++++ Records for processing

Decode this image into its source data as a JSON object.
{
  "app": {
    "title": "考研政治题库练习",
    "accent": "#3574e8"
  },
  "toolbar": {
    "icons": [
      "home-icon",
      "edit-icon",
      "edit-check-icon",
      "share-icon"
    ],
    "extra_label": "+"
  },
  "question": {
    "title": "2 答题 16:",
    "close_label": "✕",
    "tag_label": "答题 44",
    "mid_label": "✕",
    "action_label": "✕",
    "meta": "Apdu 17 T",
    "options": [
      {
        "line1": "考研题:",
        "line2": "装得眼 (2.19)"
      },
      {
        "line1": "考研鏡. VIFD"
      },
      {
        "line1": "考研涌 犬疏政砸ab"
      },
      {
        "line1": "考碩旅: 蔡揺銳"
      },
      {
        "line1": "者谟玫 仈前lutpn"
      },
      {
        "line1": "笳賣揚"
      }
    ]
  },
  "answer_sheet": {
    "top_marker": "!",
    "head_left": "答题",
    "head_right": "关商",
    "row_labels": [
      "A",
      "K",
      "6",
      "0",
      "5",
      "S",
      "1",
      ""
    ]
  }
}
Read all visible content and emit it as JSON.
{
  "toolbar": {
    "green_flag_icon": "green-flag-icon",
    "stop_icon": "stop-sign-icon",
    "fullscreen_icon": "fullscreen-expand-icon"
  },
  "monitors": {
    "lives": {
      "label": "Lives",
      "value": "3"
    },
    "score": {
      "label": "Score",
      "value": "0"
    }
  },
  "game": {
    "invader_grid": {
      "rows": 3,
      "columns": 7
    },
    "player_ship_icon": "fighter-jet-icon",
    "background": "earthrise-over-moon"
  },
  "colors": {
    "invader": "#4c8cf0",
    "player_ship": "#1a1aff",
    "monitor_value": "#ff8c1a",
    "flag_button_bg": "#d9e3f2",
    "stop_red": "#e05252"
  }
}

++++++++

[Stated goal]
Copy out each line of the material that holds the word "JSON".

[Correct response]
Decode this image into its source data as a JSON object.
Read all visible content and emit it as JSON.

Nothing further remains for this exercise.